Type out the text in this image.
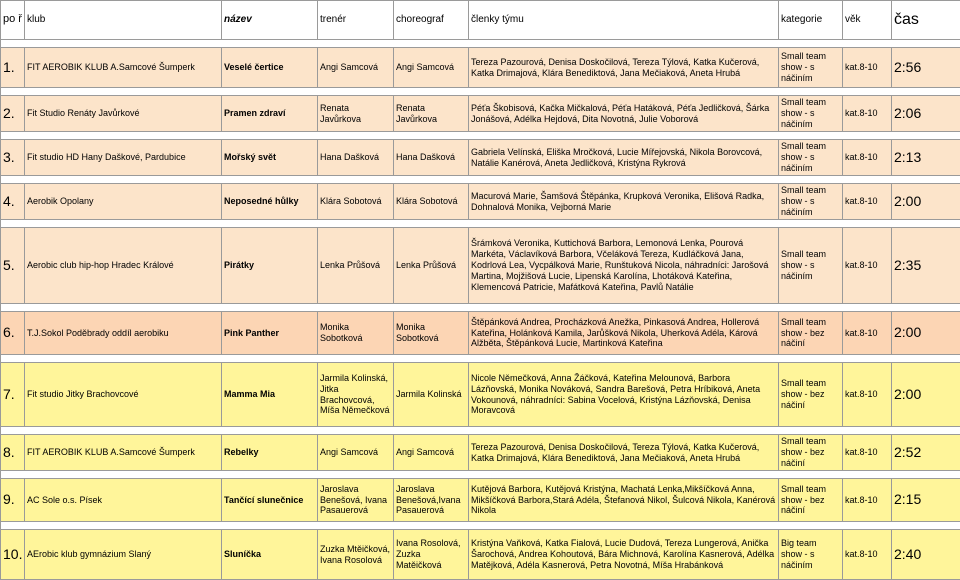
po ř	klub	název	trenér	choreograf	členky týmu	kategorie	věk	čas

1.	FIT AEROBIK KLUB A.Samcové Šumperk	Veselé čertice	Angi Samcová	Angi Samcová	Tereza Pazourová, Denisa Doskočilová, Tereza Týlová, Katka Kučerová, Katka Drimajová, Klára Benediktová, Jana Mečiaková, Aneta Hrubá	Small team show - s náčiním	kat.8-10	2:56

2.	Fit Studio Renáty Javůrkové	Pramen zdraví	Renata Javůrkova	Renata Javůrkova	Péťa Škobisová, Kačka Mičkalová, Péťa Hatáková, Péťa Jedličková, Šárka Jonášová, Adélka Hejdová, Dita Novotná, Julie Voborová	Small team show - s náčiním	kat.8-10	2:06

3.	Fit studio HD Hany Daškové, Pardubice	Mořský svět	Hana Dašková	Hana Dašková	Gabriela Velínská, Eliška Mročková, Lucie Mířejovská, Nikola Borovcová, Natálie Kanérová, Aneta Jedličková, Kristýna Rykrová	Small team show - s náčiním	kat.8-10	2:13

4.	Aerobik Opolany	Neposedné hůlky	Klára Sobotová	Klára Sobotová	Macurová Marie, Šamšová Štěpánka, Krupková Veronika, Elišová Radka, Dohnalová Monika, Vejborná Marie	Small team show - s náčiním	kat.8-10	2:00

5.	Aerobic club hip-hop Hradec Králové	Pirátky	Lenka Průšová	Lenka Průšová	Šrámková Veronika, Kuttichová Barbora, Lemonová Lenka, Pourová Markéta, Václavíková Barbora, Včeláková Tereza, Kudláčková Jana, Kodrlová Lea, Vycpálková Marie, Runštuková Nicola, náhradníci: Jarošová Martina, Mojžišová Lucie, Lipenská Karolína, Lhotáková Kateřina, Klemencová Patricie, Mafátková Kateřina, Pavlů Natálie	Small team show - s náčiním	kat.8-10	2:35

6.	T.J.Sokol Poděbrady oddíl aerobiku	Pink Panther	Monika Sobotková	Monika Sobotková	Štěpánková Andrea, Procházková Anežka, Pinkasová Andrea, Hollerová Kateřina, Holánková Kamila, Jarůšková Nikola, Uherková Adéla, Kárová Alžběta, Štěpánková Lucie, Martinková Kateřina	Small team show - bez náčiní	kat.8-10	2:00

7.	Fit studio Jitky Brachovcové	Mamma Mia	Jarmila Kolinská, Jitka Brachovcová, Míša Němečková	Jarmila Kolinská	Nicole Němečková, Anna Žáčková, Kateřina Melounová, Barbora Lázňovská, Monika Nováková, Sandra Barešová, Petra Hríbiková, Aneta Vokounová, náhradníci: Sabina Vocelová, Kristýna Lázňovská, Denisa Moravcová	Small team show - bez náčiní	kat.8-10	2:00

8.	FIT AEROBIK KLUB A.Samcové Šumperk	Rebelky	Angi Samcová	Angi Samcová	Tereza Pazourová, Denisa Doskočilová, Tereza Týlová, Katka Kučerová, Katka Drimajová, Klára Benediktová, Jana Mečiaková, Aneta Hrubá	Small team show - bez náčiní	kat.8-10	2:52

9.	AC Sole o.s. Písek	Tančící slunečnice	Jaroslava Benešová, Ivana Pasauerová	Jaroslava Benešová,Ivana Pasauerová	Kutějová Barbora, Kutějová Kristýna, Machatá Lenka,Mikšíčková Anna, Mikšíčková Barbora,Stará Adéla, Štefanová Nikol, Šulcová Nikola, Kanérová Nikola	Small team show - bez náčiní	kat.8-10	2:15

10.	AErobic klub gymnázium Slaný	Sluníčka	Zuzka Mtěičková, Ivana Rosolová	Ivana Rosolová, Zuzka Matěičková	Kristýna Vaňková, Katka Fialová, Lucie Dudová, Tereza Lungerová, Anička Šarochová, Andrea Kohoutová, Bára Michnová, Karolína Kasnerová, Adélka Matějková, Adéla Kasnerová, Petra Novotná, Míša Hrabánková	Big team show - s náčiním	kat.8-10	2:40
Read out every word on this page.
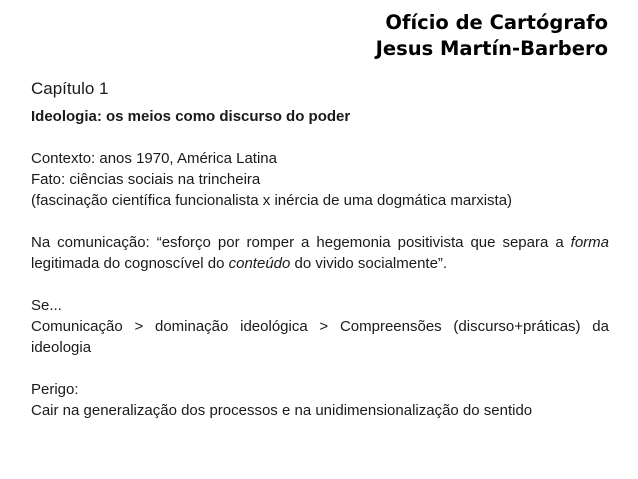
Ofício de Cartógrafo
Jesus Martín-Barbero

Capítulo 1

Ideologia: os meios como discurso do poder

Contexto: anos 1970, América Latina

Fato: ciências sociais na trincheira

(fascinação científica funcionalista x inércia de uma dogmática marxista)

Na comunicação: “esforço por romper a hegemonia positivista que separa a forma legitimada do cognoscível do conteúdo do vivido socialmente”.

Se...

Comunicação > dominação ideológica > Compreensões (discurso+práticas) da ideologia

Perigo:

Cair na generalização dos processos e na unidimensionalização do sentido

________________________________________

• _Exercise brief_: Omit the pictures and output all of the other material exactly.

• _Exercise solution_:
Type out the text in this image.
po ř	klub	název	trenér	choreograf	členky týmu	kategorie	věk	čas

1.	FIT AEROBIK KLUB A.Samcové Šumperk	Veselé čertice	Angi Samcová	Angi Samcová	Tereza Pazourová, Denisa Doskočilová, Tereza Týlová, Katka Kučerová, Katka Drimajová, Klára Benediktová, Jana Mečiaková, Aneta Hrubá	Small team show - s náčiním	kat.8-10	2:56

2.	Fit Studio Renáty Javůrkové	Pramen zdraví	Renata Javůrkova	Renata Javůrkova	Péťa Škobisová, Kačka Mičkalová, Péťa Hatáková, Péťa Jedličková, Šárka Jonášová, Adélka Hejdová, Dita Novotná, Julie Voborová	Small team show - s náčiním	kat.8-10	2:06

3.	Fit studio HD Hany Daškové, Pardubice	Mořský svět	Hana Dašková	Hana Dašková	Gabriela Velínská, Eliška Mročková, Lucie Mířejovská, Nikola Borovcová, Natálie Kanérová, Aneta Jedličková, Kristýna Rykrová	Small team show - s náčiním	kat.8-10	2:13

4.	Aerobik Opolany	Neposedné hůlky	Klára Sobotová	Klára Sobotová	Macurová Marie, Šamšová Štěpánka, Krupková Veronika, Elišová Radka, Dohnalová Monika, Vejborná Marie	Small team show - s náčiním	kat.8-10	2:00

5.	Aerobic club hip-hop Hradec Králové	Pirátky	Lenka Průšová	Lenka Průšová	Šrámková Veronika, Kuttichová Barbora, Lemonová Lenka, Pourová Markéta, Václavíková Barbora, Včeláková Tereza, Kudláčková Jana, Kodrlová Lea, Vycpálková Marie, Runštuková Nicola, náhradníci: Jarošová Martina, Mojžišová Lucie, Lipenská Karolína, Lhotáková Kateřina, Klemencová Patricie, Mafátková Kateřina, Pavlů Natálie	Small team show - s náčiním	kat.8-10	2:35

6.	T.J.Sokol Poděbrady oddíl aerobiku	Pink Panther	Monika Sobotková	Monika Sobotková	Štěpánková Andrea, Procházková Anežka, Pinkasová Andrea, Hollerová Kateřina, Holánková Kamila, Jarůšková Nikola, Uherková Adéla, Kárová Alžběta, Štěpánková Lucie, Martinková Kateřina	Small team show - bez náčiní	kat.8-10	2:00

7.	Fit studio Jitky Brachovcové	Mamma Mia	Jarmila Kolinská, Jitka Brachovcová, Míša Němečková	Jarmila Kolinská	Nicole Němečková, Anna Žáčková, Kateřina Melounová, Barbora Lázňovská, Monika Nováková, Sandra Barešová, Petra Hríbiková, Aneta Vokounová, náhradníci: Sabina Vocelová, Kristýna Lázňovská, Denisa Moravcová	Small team show - bez náčiní	kat.8-10	2:00

8.	FIT AEROBIK KLUB A.Samcové Šumperk	Rebelky	Angi Samcová	Angi Samcová	Tereza Pazourová, Denisa Doskočilová, Tereza Týlová, Katka Kučerová, Katka Drimajová, Klára Benediktová, Jana Mečiaková, Aneta Hrubá	Small team show - bez náčiní	kat.8-10	2:52

9.	AC Sole o.s. Písek	Tančící slunečnice	Jaroslava Benešová, Ivana Pasauerová	Jaroslava Benešová,Ivana Pasauerová	Kutějová Barbora, Kutějová Kristýna, Machatá Lenka,Mikšíčková Anna, Mikšíčková Barbora,Stará Adéla, Štefanová Nikol, Šulcová Nikola, Kanérová Nikola	Small team show - bez náčiní	kat.8-10	2:15

10.	AErobic klub gymnázium Slaný	Sluníčka	Zuzka Mtěičková, Ivana Rosolová	Ivana Rosolová, Zuzka Matěičková	Kristýna Vaňková, Katka Fialová, Lucie Dudová, Tereza Lungerová, Anička Šarochová, Andrea Kohoutová, Bára Michnová, Karolína Kasnerová, Adélka Matějková, Adéla Kasnerová, Petra Novotná, Míša Hrabánková	Big team show - s náčiním	kat.8-10	2:40
Read out every word on this page.
Ofício de Cartógrafo
Jesus Martín-Barbero

Capítulo 1

Ideologia: os meios como discurso do poder

Contexto: anos 1970, América Latina

Fato: ciências sociais na trincheira

(fascinação científica funcionalista x inércia de uma dogmática marxista)

Na comunicação: “esforço por romper a hegemonia positivista que separa a forma legitimada do cognoscível do conteúdo do vivido socialmente”.

Se...

Comunicação > dominação ideológica > Compreensões (discurso+práticas) da ideologia

Perigo:

Cair na generalização dos processos e na unidimensionalização do sentido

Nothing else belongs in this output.